_Short task:_ Write out again, word for word, every line from the one containing "I need the location" down to the one containing "- y-tick-label: 300: [110, 150, 148, 174]", including both of those lines.
+ + + + + + +
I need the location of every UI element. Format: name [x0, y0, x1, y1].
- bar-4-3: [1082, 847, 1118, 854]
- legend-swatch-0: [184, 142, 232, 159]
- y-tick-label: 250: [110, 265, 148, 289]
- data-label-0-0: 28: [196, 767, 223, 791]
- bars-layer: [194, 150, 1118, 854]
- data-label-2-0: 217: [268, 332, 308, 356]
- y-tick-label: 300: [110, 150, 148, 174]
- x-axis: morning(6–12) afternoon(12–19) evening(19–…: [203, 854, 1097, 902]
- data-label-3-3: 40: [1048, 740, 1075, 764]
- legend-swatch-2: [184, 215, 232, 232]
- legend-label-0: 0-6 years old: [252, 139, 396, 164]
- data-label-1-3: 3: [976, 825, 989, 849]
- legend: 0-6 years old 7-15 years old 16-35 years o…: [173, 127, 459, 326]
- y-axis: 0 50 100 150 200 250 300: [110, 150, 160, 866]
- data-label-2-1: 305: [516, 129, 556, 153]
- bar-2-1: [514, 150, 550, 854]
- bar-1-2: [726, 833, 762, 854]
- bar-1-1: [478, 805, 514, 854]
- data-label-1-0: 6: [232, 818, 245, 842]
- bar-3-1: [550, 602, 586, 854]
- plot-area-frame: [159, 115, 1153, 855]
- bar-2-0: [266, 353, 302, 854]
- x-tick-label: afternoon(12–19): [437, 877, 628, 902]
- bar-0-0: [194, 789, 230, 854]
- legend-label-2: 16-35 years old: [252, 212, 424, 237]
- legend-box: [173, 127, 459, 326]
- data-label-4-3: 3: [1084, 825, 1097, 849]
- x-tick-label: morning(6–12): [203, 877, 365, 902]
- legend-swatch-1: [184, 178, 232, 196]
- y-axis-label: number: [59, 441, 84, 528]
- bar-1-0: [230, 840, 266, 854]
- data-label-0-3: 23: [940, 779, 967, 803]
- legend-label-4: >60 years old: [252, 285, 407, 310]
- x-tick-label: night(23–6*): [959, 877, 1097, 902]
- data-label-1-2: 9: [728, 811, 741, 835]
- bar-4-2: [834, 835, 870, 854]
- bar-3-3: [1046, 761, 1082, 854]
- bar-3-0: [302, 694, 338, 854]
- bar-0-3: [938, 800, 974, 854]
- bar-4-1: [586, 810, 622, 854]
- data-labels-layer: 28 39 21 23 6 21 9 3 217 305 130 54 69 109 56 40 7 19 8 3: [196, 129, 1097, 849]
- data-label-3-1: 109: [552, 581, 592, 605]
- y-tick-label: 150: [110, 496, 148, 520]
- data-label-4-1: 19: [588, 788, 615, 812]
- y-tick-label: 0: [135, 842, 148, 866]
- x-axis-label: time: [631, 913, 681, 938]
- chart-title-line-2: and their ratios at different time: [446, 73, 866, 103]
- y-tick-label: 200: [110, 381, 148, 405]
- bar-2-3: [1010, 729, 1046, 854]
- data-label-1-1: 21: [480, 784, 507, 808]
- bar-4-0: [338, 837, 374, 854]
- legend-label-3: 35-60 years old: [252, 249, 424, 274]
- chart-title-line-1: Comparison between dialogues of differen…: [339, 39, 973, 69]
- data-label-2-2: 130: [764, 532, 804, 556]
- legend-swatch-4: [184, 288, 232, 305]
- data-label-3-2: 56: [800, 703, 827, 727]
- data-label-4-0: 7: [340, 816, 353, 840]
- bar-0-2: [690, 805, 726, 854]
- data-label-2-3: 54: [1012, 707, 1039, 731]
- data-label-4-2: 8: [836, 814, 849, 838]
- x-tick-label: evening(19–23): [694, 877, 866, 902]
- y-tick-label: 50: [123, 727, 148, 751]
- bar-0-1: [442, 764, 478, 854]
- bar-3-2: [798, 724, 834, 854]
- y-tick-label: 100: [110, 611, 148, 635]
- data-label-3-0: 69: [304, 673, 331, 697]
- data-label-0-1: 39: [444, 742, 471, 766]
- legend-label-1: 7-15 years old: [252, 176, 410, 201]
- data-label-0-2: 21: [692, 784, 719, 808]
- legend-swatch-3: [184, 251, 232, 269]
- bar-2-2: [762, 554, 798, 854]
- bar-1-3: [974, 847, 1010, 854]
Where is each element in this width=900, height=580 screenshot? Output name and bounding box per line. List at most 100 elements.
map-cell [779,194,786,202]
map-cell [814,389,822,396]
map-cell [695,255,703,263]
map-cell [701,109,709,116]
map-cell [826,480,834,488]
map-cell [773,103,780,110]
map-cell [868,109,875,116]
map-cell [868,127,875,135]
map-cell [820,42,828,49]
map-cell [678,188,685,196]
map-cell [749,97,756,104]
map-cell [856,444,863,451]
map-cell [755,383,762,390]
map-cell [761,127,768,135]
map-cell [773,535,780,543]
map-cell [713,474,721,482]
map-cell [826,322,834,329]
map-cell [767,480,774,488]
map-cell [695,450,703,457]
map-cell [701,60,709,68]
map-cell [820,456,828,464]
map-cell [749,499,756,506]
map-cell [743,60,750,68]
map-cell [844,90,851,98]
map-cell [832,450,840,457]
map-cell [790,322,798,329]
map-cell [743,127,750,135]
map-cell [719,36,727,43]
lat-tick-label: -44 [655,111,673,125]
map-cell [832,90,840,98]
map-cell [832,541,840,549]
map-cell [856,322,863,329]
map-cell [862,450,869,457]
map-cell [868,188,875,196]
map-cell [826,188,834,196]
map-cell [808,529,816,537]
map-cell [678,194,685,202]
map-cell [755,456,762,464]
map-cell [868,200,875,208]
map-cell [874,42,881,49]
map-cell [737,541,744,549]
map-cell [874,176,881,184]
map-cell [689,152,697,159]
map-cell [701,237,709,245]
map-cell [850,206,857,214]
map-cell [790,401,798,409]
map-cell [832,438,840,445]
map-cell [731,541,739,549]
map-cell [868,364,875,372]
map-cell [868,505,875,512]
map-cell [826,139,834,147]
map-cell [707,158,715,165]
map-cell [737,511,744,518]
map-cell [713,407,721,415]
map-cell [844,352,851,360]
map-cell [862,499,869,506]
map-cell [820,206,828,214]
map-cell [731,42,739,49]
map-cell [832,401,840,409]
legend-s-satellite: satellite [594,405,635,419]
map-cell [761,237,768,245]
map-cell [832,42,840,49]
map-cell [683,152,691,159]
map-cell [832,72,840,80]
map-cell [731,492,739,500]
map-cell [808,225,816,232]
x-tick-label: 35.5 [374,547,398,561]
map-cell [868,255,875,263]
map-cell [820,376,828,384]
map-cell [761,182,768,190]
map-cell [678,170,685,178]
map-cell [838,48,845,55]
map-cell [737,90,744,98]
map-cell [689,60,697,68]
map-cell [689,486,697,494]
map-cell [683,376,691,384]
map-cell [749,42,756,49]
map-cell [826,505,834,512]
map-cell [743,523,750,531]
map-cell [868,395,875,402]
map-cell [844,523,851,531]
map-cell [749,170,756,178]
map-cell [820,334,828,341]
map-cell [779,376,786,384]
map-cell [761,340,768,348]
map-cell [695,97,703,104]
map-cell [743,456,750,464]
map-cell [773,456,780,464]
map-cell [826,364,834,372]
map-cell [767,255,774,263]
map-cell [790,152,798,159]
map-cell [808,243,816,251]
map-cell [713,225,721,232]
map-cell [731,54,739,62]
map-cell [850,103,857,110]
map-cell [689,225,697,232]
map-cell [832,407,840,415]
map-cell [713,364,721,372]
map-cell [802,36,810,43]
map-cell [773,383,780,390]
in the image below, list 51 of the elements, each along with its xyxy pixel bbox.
+ + + + + + +
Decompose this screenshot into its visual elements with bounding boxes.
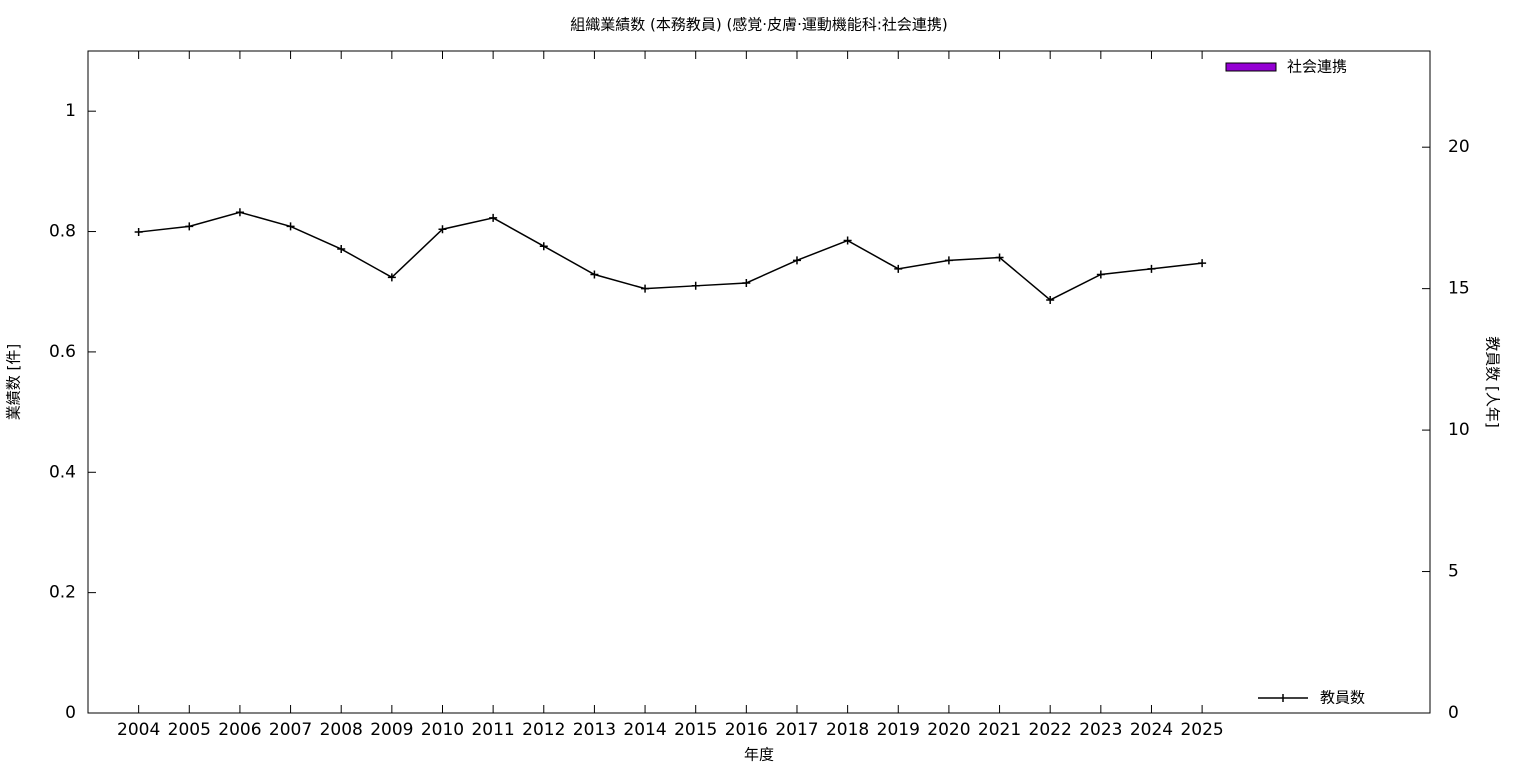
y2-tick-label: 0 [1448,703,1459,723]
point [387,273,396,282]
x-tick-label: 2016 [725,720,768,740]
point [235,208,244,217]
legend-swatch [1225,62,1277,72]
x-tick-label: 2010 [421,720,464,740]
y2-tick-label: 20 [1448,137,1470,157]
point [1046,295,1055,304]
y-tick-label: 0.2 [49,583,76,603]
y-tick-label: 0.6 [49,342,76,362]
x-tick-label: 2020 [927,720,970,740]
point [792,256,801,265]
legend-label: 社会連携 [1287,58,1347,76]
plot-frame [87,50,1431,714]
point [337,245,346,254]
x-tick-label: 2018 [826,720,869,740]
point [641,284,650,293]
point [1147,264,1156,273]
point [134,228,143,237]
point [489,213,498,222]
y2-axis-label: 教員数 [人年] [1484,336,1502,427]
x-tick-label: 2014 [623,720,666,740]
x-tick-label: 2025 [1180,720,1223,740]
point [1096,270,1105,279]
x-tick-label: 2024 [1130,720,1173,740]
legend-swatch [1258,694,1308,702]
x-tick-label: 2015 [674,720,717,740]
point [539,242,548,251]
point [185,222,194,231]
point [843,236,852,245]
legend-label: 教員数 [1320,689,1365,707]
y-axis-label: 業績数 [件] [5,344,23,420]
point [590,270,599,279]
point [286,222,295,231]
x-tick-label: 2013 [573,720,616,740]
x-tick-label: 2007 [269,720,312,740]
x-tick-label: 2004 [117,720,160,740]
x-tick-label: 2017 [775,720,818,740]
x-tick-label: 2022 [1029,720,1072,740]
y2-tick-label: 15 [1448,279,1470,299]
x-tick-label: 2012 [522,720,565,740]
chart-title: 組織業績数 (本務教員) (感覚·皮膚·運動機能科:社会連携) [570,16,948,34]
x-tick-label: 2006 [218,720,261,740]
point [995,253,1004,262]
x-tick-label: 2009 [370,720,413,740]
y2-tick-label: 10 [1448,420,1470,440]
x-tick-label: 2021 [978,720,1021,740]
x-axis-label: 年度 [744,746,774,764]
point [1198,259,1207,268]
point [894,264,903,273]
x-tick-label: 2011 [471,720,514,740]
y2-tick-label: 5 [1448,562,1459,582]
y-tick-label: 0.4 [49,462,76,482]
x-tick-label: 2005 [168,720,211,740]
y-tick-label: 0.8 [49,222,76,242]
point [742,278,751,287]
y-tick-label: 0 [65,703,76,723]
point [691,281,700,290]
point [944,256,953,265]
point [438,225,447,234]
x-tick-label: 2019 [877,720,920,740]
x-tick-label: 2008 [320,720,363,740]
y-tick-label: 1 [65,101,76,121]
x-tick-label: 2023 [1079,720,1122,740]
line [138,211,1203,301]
+ + + + + + +
_The output:_
I need the location of every UI element. Format: name [x0, y0, x1, y1].
- bar-4-3: [1082, 847, 1118, 854]
- legend-swatch-0: [184, 142, 232, 159]
- y-tick-label: 250: [110, 265, 148, 289]
- data-label-0-0: 28: [196, 767, 223, 791]
- bars-layer: [194, 150, 1118, 854]
- data-label-2-0: 217: [268, 332, 308, 356]
- y-tick-label: 300: [110, 150, 148, 174]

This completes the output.